Examine the records and identify each line that includes the string "minute". Copy those lines.
━━━━━━━━━━
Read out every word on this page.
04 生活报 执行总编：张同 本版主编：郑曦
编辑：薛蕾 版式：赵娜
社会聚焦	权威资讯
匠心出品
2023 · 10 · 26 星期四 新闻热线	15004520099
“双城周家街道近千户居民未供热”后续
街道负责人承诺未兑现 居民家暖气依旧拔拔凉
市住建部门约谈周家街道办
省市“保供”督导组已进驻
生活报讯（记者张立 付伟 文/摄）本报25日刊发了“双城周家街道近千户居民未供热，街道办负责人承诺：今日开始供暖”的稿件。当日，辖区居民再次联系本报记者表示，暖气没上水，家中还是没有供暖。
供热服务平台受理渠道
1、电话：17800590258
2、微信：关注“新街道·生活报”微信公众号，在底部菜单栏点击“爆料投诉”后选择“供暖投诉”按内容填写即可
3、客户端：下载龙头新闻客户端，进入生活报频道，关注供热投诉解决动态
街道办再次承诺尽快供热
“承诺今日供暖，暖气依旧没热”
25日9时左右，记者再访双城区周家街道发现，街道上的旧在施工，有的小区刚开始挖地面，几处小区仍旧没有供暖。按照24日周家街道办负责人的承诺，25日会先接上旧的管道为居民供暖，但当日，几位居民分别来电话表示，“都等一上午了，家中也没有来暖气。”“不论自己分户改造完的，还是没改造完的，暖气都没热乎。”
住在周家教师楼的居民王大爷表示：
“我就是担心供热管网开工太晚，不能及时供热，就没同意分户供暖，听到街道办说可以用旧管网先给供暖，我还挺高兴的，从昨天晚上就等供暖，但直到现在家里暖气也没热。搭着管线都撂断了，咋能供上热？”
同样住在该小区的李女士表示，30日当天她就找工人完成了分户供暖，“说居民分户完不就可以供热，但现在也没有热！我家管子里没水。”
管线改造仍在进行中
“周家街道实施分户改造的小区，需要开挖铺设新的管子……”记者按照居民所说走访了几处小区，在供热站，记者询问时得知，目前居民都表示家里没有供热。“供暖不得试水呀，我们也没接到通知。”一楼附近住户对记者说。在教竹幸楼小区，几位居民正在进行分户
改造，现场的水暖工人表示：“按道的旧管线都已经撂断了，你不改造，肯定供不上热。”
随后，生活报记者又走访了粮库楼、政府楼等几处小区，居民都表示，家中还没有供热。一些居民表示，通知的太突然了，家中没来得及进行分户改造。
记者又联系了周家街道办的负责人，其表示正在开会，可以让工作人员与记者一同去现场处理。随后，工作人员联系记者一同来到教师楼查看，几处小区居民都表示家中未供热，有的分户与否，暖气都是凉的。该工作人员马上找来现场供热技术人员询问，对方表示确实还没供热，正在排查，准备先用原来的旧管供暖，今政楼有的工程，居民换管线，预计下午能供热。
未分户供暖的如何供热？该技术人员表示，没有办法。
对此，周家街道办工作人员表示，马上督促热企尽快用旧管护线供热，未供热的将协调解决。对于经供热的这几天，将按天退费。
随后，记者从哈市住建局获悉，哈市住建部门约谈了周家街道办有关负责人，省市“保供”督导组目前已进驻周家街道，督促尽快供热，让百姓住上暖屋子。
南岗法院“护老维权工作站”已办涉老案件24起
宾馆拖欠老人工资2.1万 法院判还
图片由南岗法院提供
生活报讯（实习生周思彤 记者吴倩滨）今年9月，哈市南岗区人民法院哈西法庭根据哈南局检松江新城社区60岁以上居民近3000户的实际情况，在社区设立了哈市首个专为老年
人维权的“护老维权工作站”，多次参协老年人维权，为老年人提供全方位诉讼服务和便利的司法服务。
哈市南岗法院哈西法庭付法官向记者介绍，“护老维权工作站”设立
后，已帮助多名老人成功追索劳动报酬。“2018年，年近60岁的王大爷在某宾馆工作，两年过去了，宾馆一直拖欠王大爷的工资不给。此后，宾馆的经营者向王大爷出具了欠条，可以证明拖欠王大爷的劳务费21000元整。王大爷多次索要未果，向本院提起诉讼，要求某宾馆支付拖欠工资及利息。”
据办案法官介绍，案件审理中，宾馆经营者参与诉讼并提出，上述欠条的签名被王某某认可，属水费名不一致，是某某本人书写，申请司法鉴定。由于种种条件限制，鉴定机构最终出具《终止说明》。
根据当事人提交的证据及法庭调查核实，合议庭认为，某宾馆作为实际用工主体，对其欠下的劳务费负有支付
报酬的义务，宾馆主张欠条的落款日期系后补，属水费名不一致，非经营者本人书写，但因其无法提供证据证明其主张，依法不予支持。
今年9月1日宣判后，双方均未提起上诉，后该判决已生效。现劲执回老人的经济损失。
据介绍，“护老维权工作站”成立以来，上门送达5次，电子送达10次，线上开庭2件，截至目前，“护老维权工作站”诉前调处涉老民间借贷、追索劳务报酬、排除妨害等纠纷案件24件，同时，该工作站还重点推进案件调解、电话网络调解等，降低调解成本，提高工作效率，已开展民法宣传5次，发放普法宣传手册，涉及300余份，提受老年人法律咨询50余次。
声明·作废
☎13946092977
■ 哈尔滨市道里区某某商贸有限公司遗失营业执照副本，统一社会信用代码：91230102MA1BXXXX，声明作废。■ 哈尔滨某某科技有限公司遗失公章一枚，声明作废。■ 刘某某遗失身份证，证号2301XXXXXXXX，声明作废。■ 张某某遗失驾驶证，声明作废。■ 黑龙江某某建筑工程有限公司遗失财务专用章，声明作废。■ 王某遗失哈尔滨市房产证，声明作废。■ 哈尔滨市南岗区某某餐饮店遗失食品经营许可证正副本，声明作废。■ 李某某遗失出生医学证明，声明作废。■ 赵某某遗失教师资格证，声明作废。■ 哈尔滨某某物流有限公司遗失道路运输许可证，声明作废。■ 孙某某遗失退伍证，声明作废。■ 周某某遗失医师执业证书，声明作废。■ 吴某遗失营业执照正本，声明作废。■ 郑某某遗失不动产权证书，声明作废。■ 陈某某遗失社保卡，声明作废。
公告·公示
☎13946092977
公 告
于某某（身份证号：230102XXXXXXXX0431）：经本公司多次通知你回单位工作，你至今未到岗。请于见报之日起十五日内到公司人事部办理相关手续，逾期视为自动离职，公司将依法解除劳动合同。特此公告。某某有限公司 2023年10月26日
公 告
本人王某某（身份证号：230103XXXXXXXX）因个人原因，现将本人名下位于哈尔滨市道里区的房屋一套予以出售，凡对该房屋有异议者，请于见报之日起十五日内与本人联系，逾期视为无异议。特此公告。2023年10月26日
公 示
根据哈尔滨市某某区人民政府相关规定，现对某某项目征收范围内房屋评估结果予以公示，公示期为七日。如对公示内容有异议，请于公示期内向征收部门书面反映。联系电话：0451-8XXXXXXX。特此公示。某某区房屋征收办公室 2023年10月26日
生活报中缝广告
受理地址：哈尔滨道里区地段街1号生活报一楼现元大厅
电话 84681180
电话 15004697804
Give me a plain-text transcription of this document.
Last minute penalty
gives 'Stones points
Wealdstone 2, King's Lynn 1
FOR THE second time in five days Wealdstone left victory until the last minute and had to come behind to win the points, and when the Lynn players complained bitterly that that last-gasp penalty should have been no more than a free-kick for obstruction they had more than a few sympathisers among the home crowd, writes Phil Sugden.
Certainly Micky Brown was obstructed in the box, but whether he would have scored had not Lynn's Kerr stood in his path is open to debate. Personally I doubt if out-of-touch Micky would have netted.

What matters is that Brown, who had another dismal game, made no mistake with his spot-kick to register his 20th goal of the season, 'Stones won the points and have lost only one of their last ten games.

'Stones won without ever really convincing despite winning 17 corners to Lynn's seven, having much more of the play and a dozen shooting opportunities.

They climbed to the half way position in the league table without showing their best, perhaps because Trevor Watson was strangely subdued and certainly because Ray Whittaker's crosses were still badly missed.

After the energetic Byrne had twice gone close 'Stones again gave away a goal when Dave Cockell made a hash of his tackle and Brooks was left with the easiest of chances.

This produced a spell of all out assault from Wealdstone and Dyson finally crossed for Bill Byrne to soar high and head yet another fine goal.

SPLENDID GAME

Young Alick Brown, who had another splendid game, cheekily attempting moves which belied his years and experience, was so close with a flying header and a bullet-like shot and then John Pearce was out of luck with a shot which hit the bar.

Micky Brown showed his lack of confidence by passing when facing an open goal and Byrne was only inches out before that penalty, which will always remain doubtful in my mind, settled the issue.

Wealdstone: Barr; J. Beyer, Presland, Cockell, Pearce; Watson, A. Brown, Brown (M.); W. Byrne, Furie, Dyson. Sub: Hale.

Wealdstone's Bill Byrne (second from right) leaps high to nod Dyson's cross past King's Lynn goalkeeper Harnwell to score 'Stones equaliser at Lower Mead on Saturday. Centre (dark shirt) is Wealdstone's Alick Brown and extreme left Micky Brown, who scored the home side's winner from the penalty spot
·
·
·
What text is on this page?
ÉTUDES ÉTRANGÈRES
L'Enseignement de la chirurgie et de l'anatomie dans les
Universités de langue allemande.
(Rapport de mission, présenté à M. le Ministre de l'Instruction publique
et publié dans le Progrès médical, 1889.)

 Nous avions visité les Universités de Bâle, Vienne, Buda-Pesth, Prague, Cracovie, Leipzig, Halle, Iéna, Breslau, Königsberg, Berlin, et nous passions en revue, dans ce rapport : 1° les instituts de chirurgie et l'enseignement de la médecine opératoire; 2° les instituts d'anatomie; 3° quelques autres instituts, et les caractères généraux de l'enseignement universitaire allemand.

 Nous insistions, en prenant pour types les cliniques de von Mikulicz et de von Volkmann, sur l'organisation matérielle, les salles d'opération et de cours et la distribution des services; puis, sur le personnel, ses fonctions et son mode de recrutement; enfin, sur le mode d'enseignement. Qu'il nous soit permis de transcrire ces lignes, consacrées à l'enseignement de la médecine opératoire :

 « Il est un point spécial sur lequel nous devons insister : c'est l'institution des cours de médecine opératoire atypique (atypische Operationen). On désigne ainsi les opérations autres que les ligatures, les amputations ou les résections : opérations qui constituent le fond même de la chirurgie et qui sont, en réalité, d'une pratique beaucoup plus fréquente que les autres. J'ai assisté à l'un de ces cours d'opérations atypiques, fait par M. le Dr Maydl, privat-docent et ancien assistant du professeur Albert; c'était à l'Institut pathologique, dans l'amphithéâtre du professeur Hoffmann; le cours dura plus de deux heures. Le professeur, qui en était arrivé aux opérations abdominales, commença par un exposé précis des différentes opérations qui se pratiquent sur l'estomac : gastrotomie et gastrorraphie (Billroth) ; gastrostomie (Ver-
━━━━━━━━━━
▶ _Written solution_:
Last minute penalty
FOR THE second time in five days Wealdstone left victory until the last minute and had to come behind to win the points, and when the Lynn players complained bitterly that that last-gasp penalty should have been no more than a free-kick for obstruction they had more than a few sympathisers among the home crowd, writes Phil Sugden.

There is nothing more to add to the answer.